- Given request
Write the material out again exactly as it stands.
━━━ Source data ━━━
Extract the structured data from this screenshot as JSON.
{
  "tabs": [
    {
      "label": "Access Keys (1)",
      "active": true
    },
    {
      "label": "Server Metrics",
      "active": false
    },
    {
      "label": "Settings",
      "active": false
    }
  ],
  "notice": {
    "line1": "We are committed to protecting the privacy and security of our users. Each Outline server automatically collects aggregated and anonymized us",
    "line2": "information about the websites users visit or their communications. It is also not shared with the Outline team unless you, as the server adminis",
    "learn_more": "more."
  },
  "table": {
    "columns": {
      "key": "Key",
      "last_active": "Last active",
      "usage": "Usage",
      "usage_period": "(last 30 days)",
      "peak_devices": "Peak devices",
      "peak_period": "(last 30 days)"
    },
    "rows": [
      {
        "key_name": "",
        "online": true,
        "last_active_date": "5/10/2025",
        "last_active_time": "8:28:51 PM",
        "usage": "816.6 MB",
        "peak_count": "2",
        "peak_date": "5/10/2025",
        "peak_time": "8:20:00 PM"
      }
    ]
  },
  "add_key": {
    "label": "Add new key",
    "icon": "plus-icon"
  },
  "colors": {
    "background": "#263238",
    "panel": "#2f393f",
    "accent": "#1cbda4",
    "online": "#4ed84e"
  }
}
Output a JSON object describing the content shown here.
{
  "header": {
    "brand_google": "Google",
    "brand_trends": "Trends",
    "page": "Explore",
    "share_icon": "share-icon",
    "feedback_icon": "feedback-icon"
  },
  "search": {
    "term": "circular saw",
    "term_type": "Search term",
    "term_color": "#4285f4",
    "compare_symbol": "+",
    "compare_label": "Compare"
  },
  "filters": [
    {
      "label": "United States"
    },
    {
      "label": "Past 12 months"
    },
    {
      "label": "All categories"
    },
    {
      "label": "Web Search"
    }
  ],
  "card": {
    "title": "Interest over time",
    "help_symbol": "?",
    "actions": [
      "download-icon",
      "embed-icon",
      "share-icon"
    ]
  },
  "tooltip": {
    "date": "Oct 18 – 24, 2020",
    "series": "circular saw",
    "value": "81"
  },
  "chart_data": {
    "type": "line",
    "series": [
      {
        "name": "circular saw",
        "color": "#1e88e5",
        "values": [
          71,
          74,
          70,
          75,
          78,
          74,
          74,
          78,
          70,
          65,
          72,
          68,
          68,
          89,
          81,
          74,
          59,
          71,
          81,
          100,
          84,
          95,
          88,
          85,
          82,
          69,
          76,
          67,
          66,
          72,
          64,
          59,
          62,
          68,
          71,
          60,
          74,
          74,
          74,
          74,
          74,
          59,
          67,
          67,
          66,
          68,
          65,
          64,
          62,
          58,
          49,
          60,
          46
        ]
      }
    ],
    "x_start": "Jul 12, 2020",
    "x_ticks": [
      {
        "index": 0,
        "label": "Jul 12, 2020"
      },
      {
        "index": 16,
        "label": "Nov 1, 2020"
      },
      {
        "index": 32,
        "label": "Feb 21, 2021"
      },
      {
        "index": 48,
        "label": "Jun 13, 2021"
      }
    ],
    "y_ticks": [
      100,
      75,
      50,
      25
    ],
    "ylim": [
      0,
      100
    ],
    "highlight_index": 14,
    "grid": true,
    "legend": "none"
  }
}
━━━
- Expected answer
Extract the structured data from this screenshot as JSON.
{
  "tabs": [
    {
      "label": "Access Keys (1)",
      "active": true
    },
    {
      "label": "Server Metrics",
      "active": false
    },
    {
      "label": "Settings",
      "active": false
    }
  ],
  "notice": {
    "line1": "We are committed to protecting the privacy and security of our users. Each Outline server automatically collects aggregated and anonymized us",
    "line2": "information about the websites users visit or their communications. It is also not shared with the Outline team unless you, as the server adminis",
    "learn_more": "more."
  },
  "table": {
    "columns": {
      "key": "Key",
      "last_active": "Last active",
      "usage": "Usage",
      "usage_period": "(last 30 days)",
      "peak_devices": "Peak devices",
      "peak_period": "(last 30 days)"
    },
    "rows": [
      {
        "key_name": "",
        "online": true,
        "last_active_date": "5/10/2025",
        "last_active_time": "8:28:51 PM",
        "usage": "816.6 MB",
        "peak_count": "2",
        "peak_date": "5/10/2025",
        "peak_time": "8:20:00 PM"
      }
    ]
  },
  "add_key": {
    "label": "Add new key",
    "icon": "plus-icon"
  },
  "colors": {
    "background": "#263238",
    "panel": "#2f393f",
    "accent": "#1cbda4",
    "online": "#4ed84e"
  }
}
Output a JSON object describing the content shown here.
{
  "header": {
    "brand_google": "Google",
    "brand_trends": "Trends",
    "page": "Explore",
    "share_icon": "share-icon",
    "feedback_icon": "feedback-icon"
  },
  "search": {
    "term": "circular saw",
    "term_type": "Search term",
    "term_color": "#4285f4",
    "compare_symbol": "+",
    "compare_label": "Compare"
  },
  "filters": [
    {
      "label": "United States"
    },
    {
      "label": "Past 12 months"
    },
    {
      "label": "All categories"
    },
    {
      "label": "Web Search"
    }
  ],
  "card": {
    "title": "Interest over time",
    "help_symbol": "?",
    "actions": [
      "download-icon",
      "embed-icon",
      "share-icon"
    ]
  },
  "tooltip": {
    "date": "Oct 18 – 24, 2020",
    "series": "circular saw",
    "value": "81"
  },
  "chart_data": {
    "type": "line",
    "series": [
      {
        "name": "circular saw",
        "color": "#1e88e5",
        "values": [
          71,
          74,
          70,
          75,
          78,
          74,
          74,
          78,
          70,
          65,
          72,
          68,
          68,
          89,
          81,
          74,
          59,
          71,
          81,
          100,
          84,
          95,
          88,
          85,
          82,
          69,
          76,
          67,
          66,
          72,
          64,
          59,
          62,
          68,
          71,
          60,
          74,
          74,
          74,
          74,
          74,
          59,
          67,
          67,
          66,
          68,
          65,
          64,
          62,
          58,
          49,
          60,
          46
        ]
      }
    ],
    "x_start": "Jul 12, 2020",
    "x_ticks": [
      {
        "index": 0,
        "label": "Jul 12, 2020"
      },
      {
        "index": 16,
        "label": "Nov 1, 2020"
      },
      {
        "index": 32,
        "label": "Feb 21, 2021"
      },
      {
        "index": 48,
        "label": "Jun 13, 2021"
      }
    ],
    "y_ticks": [
      100,
      75,
      50,
      25
    ],
    "ylim": [
      0,
      100
    ],
    "highlight_index": 14,
    "grid": true,
    "legend": "none"
  }
}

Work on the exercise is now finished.